WHAT THE EXERCISE ASKS => Report the count of lines below in which the string "name" occurs; include nothing else.
===
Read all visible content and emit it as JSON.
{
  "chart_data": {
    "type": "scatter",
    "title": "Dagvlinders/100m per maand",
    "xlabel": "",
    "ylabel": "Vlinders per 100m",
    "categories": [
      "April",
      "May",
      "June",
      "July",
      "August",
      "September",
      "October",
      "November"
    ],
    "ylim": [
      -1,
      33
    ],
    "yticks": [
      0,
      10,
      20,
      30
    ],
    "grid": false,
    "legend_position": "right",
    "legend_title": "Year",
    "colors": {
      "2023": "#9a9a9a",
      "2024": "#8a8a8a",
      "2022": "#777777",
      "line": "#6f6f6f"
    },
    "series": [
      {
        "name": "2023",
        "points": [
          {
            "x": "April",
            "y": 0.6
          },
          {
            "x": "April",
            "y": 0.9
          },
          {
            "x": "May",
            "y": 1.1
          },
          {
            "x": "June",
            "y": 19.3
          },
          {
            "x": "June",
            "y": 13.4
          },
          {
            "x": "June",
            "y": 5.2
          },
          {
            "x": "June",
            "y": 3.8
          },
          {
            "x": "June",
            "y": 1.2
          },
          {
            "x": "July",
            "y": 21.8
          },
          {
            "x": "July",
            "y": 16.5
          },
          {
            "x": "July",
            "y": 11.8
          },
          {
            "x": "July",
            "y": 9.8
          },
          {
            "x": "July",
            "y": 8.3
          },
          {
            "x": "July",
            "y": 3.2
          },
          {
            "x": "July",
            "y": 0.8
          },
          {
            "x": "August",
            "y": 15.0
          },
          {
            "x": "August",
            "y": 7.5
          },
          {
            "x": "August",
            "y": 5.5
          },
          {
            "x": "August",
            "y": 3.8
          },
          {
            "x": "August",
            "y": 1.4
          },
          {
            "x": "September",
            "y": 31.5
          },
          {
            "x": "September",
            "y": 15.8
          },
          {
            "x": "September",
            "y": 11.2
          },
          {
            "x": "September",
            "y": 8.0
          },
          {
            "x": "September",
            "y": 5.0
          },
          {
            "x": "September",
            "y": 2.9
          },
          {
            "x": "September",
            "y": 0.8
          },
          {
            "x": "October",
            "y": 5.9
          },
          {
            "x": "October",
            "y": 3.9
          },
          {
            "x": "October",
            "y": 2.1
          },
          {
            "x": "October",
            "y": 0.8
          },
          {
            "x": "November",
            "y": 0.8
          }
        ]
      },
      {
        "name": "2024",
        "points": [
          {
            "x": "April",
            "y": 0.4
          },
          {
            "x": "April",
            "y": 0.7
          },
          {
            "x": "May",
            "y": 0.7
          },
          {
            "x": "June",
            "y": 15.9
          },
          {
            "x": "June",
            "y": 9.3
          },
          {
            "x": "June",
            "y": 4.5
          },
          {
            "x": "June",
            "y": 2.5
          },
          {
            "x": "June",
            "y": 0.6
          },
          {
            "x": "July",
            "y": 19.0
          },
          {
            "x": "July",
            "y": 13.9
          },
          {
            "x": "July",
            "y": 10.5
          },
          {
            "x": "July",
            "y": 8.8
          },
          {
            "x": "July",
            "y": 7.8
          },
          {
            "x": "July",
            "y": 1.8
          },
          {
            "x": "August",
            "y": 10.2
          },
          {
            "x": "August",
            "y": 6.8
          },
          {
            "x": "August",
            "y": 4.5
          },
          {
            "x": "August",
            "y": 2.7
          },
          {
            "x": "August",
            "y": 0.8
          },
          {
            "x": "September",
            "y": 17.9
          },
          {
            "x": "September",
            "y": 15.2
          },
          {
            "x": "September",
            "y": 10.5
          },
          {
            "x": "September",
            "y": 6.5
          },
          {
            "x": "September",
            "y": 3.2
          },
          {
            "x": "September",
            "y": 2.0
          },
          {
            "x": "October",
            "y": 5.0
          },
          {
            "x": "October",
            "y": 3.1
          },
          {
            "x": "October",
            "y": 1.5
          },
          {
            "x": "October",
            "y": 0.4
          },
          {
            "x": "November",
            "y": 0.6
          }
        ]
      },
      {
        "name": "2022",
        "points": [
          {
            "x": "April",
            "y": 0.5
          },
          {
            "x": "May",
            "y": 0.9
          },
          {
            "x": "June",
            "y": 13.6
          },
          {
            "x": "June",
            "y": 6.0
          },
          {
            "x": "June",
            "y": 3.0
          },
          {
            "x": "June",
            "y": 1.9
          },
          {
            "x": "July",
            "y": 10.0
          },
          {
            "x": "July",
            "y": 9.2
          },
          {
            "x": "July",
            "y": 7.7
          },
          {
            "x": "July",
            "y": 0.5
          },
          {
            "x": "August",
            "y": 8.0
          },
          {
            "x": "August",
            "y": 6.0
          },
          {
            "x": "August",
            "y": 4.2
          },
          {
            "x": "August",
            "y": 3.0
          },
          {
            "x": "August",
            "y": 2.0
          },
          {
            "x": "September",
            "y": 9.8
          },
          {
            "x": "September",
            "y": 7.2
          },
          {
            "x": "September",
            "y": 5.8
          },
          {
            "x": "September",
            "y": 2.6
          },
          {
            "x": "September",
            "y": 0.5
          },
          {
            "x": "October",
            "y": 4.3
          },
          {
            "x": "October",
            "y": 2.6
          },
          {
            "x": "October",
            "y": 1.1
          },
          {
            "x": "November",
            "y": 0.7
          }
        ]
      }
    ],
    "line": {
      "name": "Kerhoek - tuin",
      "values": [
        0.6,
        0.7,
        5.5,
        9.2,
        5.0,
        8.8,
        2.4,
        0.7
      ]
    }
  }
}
===
RESPONSE TO THE TASK => 4